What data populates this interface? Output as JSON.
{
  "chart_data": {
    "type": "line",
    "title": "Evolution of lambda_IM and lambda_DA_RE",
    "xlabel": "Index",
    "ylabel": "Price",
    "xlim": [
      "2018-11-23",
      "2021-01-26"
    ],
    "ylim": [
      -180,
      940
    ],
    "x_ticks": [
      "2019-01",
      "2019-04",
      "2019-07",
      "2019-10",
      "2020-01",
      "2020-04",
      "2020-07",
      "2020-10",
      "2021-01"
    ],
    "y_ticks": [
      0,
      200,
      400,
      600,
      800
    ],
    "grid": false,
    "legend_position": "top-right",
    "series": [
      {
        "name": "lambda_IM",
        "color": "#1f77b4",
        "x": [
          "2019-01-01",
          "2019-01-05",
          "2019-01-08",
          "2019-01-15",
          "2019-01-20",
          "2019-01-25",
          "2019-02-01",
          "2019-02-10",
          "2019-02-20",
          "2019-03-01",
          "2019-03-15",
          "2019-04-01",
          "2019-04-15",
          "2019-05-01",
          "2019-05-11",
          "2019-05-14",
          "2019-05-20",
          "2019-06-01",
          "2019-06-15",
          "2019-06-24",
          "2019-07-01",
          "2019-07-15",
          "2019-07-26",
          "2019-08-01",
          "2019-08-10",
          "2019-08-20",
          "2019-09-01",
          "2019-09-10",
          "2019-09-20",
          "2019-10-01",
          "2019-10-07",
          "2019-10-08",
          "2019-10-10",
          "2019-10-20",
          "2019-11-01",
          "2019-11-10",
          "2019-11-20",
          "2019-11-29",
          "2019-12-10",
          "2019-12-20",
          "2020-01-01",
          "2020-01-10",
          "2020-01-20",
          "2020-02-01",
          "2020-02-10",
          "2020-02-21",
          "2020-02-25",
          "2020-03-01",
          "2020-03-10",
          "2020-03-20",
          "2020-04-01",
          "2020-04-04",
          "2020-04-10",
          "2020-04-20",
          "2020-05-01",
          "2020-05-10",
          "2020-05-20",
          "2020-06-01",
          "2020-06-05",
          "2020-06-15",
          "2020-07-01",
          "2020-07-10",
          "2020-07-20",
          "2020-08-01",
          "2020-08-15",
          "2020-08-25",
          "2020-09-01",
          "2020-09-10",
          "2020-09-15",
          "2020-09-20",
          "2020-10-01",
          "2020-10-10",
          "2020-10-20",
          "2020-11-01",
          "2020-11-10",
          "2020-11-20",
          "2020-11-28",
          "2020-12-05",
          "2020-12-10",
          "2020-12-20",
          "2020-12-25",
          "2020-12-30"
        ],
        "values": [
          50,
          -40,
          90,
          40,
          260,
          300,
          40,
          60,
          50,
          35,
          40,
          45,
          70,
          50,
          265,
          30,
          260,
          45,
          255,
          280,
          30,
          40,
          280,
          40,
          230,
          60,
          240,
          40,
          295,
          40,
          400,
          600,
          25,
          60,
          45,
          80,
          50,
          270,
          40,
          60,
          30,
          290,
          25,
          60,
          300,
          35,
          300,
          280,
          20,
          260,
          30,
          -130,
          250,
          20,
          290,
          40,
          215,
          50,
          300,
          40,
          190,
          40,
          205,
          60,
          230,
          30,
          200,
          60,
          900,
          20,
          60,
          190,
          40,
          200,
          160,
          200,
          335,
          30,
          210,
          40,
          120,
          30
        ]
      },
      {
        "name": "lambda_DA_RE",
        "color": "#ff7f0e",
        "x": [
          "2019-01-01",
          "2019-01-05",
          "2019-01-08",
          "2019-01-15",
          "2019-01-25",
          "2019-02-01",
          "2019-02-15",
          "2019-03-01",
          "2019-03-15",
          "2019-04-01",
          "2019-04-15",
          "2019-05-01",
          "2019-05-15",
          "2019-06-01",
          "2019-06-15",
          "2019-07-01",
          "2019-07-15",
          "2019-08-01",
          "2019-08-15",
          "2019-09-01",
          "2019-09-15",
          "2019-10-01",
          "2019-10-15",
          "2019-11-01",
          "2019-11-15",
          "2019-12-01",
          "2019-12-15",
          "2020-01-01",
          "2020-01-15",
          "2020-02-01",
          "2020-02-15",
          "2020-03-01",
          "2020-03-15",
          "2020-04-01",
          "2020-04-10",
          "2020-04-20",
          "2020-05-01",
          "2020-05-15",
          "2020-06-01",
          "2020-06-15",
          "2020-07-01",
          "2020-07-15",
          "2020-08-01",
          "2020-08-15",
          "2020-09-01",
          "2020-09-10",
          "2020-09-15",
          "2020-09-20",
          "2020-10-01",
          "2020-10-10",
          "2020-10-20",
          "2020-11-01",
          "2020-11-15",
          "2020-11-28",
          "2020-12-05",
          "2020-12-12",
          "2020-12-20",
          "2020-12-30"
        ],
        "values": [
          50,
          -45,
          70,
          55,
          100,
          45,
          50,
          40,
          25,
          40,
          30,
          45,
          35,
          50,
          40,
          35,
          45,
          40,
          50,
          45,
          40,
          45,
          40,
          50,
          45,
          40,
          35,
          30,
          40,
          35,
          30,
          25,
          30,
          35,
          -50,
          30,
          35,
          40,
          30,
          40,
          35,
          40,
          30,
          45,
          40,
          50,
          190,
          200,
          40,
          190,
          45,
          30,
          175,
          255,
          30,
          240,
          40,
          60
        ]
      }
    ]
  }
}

Requirements
Write out all the records above again, exactly as they stand.

Answer to this task
What data populates this interface? Output as JSON.
{
  "chart_data": {
    "type": "line",
    "title": "Evolution of lambda_IM and lambda_DA_RE",
    "xlabel": "Index",
    "ylabel": "Price",
    "xlim": [
      "2018-11-23",
      "2021-01-26"
    ],
    "ylim": [
      -180,
      940
    ],
    "x_ticks": [
      "2019-01",
      "2019-04",
      "2019-07",
      "2019-10",
      "2020-01",
      "2020-04",
      "2020-07",
      "2020-10",
      "2021-01"
    ],
    "y_ticks": [
      0,
      200,
      400,
      600,
      800
    ],
    "grid": false,
    "legend_position": "top-right",
    "series": [
      {
        "name": "lambda_IM",
        "color": "#1f77b4",
        "x": [
          "2019-01-01",
          "2019-01-05",
          "2019-01-08",
          "2019-01-15",
          "2019-01-20",
          "2019-01-25",
          "2019-02-01",
          "2019-02-10",
          "2019-02-20",
          "2019-03-01",
          "2019-03-15",
          "2019-04-01",
          "2019-04-15",
          "2019-05-01",
          "2019-05-11",
          "2019-05-14",
          "2019-05-20",
          "2019-06-01",
          "2019-06-15",
          "2019-06-24",
          "2019-07-01",
          "2019-07-15",
          "2019-07-26",
          "2019-08-01",
          "2019-08-10",
          "2019-08-20",
          "2019-09-01",
          "2019-09-10",
          "2019-09-20",
          "2019-10-01",
          "2019-10-07",
          "2019-10-08",
          "2019-10-10",
          "2019-10-20",
          "2019-11-01",
          "2019-11-10",
          "2019-11-20",
          "2019-11-29",
          "2019-12-10",
          "2019-12-20",
          "2020-01-01",
          "2020-01-10",
          "2020-01-20",
          "2020-02-01",
          "2020-02-10",
          "2020-02-21",
          "2020-02-25",
          "2020-03-01",
          "2020-03-10",
          "2020-03-20",
          "2020-04-01",
          "2020-04-04",
          "2020-04-10",
          "2020-04-20",
          "2020-05-01",
          "2020-05-10",
          "2020-05-20",
          "2020-06-01",
          "2020-06-05",
          "2020-06-15",
          "2020-07-01",
          "2020-07-10",
          "2020-07-20",
          "2020-08-01",
          "2020-08-15",
          "2020-08-25",
          "2020-09-01",
          "2020-09-10",
          "2020-09-15",
          "2020-09-20",
          "2020-10-01",
          "2020-10-10",
          "2020-10-20",
          "2020-11-01",
          "2020-11-10",
          "2020-11-20",
          "2020-11-28",
          "2020-12-05",
          "2020-12-10",
          "2020-12-20",
          "2020-12-25",
          "2020-12-30"
        ],
        "values": [
          50,
          -40,
          90,
          40,
          260,
          300,
          40,
          60,
          50,
          35,
          40,
          45,
          70,
          50,
          265,
          30,
          260,
          45,
          255,
          280,
          30,
          40,
          280,
          40,
          230,
          60,
          240,
          40,
          295,
          40,
          400,
          600,
          25,
          60,
          45,
          80,
          50,
          270,
          40,
          60,
          30,
          290,
          25,
          60,
          300,
          35,
          300,
          280,
          20,
          260,
          30,
          -130,
          250,
          20,
          290,
          40,
          215,
          50,
          300,
          40,
          190,
          40,
          205,
          60,
          230,
          30,
          200,
          60,
          900,
          20,
          60,
          190,
          40,
          200,
          160,
          200,
          335,
          30,
          210,
          40,
          120,
          30
        ]
      },
      {
        "name": "lambda_DA_RE",
        "color": "#ff7f0e",
        "x": [
          "2019-01-01",
          "2019-01-05",
          "2019-01-08",
          "2019-01-15",
          "2019-01-25",
          "2019-02-01",
          "2019-02-15",
          "2019-03-01",
          "2019-03-15",
          "2019-04-01",
          "2019-04-15",
          "2019-05-01",
          "2019-05-15",
          "2019-06-01",
          "2019-06-15",
          "2019-07-01",
          "2019-07-15",
          "2019-08-01",
          "2019-08-15",
          "2019-09-01",
          "2019-09-15",
          "2019-10-01",
          "2019-10-15",
          "2019-11-01",
          "2019-11-15",
          "2019-12-01",
          "2019-12-15",
          "2020-01-01",
          "2020-01-15",
          "2020-02-01",
          "2020-02-15",
          "2020-03-01",
          "2020-03-15",
          "2020-04-01",
          "2020-04-10",
          "2020-04-20",
          "2020-05-01",
          "2020-05-15",
          "2020-06-01",
          "2020-06-15",
          "2020-07-01",
          "2020-07-15",
          "2020-08-01",
          "2020-08-15",
          "2020-09-01",
          "2020-09-10",
          "2020-09-15",
          "2020-09-20",
          "2020-10-01",
          "2020-10-10",
          "2020-10-20",
          "2020-11-01",
          "2020-11-15",
          "2020-11-28",
          "2020-12-05",
          "2020-12-12",
          "2020-12-20",
          "2020-12-30"
        ],
        "values": [
          50,
          -45,
          70,
          55,
          100,
          45,
          50,
          40,
          25,
          40,
          30,
          45,
          35,
          50,
          40,
          35,
          45,
          40,
          50,
          45,
          40,
          45,
          40,
          50,
          45,
          40,
          35,
          30,
          40,
          35,
          30,
          25,
          30,
          35,
          -50,
          30,
          35,
          40,
          30,
          40,
          35,
          40,
          30,
          45,
          40,
          50,
          190,
          200,
          40,
          190,
          45,
          30,
          175,
          255,
          30,
          240,
          40,
          60
        ]
      }
    ]
  }
}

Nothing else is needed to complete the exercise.